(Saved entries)

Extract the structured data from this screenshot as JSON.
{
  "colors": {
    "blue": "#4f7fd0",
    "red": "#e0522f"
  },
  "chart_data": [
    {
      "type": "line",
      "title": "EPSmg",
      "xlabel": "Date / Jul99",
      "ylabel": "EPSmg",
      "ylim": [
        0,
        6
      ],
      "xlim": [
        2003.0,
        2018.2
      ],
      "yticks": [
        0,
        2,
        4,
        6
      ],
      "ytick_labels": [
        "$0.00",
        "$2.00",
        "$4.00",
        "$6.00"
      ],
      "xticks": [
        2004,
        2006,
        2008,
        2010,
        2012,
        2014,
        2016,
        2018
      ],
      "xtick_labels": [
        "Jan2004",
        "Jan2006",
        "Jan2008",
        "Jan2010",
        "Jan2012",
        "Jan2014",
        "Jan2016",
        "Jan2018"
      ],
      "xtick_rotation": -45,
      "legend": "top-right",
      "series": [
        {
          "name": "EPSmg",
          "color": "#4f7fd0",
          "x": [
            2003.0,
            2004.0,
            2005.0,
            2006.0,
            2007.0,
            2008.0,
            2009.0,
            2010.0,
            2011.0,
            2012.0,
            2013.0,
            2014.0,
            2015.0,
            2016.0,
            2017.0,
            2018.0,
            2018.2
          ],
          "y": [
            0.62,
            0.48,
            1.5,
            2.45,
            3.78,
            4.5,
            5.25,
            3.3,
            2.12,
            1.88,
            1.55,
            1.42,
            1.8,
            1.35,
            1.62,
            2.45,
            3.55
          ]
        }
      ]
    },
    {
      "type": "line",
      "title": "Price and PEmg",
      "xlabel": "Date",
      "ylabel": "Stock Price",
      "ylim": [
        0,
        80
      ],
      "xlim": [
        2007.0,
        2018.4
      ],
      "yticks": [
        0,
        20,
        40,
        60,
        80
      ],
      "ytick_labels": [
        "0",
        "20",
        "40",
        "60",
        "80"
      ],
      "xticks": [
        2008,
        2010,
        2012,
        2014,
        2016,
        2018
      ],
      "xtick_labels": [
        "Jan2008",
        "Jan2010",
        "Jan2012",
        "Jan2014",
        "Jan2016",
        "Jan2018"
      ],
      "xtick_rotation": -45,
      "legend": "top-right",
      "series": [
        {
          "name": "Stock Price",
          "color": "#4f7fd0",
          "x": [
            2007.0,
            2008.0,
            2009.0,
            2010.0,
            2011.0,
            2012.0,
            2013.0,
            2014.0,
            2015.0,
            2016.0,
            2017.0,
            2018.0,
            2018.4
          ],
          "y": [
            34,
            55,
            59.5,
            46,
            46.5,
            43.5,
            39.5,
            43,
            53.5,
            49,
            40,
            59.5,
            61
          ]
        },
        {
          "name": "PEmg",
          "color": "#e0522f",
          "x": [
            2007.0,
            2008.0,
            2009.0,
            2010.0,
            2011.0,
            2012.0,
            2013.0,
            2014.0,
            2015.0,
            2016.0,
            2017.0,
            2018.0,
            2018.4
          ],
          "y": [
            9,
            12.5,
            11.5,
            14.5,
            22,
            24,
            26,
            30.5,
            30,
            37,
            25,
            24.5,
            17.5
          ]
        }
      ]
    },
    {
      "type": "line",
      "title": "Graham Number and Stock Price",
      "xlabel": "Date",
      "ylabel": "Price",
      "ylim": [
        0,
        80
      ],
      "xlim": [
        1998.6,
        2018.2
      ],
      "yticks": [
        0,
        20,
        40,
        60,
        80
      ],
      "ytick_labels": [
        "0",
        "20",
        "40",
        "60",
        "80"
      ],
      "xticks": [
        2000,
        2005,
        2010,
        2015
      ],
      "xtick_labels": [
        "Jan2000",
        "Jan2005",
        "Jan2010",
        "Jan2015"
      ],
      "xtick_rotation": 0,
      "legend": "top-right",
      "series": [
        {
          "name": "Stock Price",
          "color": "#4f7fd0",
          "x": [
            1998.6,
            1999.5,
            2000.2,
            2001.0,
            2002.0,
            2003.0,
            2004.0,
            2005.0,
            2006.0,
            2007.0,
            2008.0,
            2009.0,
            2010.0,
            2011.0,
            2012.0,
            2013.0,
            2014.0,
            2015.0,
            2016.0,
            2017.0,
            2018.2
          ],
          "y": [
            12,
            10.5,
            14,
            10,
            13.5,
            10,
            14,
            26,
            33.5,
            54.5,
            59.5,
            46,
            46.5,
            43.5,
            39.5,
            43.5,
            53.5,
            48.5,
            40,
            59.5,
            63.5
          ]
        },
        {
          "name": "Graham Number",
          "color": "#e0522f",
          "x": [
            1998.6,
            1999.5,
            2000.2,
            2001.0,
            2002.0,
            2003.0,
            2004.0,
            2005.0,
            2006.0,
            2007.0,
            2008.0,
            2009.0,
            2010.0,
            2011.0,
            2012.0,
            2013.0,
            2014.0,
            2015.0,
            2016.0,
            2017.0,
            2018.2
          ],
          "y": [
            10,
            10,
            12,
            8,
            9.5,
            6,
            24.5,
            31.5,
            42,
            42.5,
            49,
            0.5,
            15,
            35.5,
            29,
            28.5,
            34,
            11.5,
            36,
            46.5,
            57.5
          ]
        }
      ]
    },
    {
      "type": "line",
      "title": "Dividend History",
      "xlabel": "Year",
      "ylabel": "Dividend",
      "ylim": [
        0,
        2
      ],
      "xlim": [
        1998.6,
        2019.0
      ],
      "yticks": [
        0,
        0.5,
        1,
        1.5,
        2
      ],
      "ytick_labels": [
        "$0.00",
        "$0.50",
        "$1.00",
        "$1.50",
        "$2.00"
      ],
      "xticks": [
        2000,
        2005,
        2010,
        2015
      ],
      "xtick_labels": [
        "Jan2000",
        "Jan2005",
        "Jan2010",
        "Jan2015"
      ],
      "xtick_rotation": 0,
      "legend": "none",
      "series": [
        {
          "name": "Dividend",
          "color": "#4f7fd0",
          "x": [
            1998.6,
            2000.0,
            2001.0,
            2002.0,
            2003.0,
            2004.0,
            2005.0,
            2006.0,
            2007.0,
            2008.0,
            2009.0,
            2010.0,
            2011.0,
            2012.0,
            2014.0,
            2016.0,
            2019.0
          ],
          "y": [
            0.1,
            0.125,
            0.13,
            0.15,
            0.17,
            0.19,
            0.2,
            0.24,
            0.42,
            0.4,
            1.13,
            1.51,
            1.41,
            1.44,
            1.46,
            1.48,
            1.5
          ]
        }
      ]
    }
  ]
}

DIRECTIONS: Where a line of the records above holds the word "Dividend", copy that line.

SOLUTION TO THIS TASK:
      "title": "Dividend History",
      "ylabel": "Dividend",
          "name": "Dividend",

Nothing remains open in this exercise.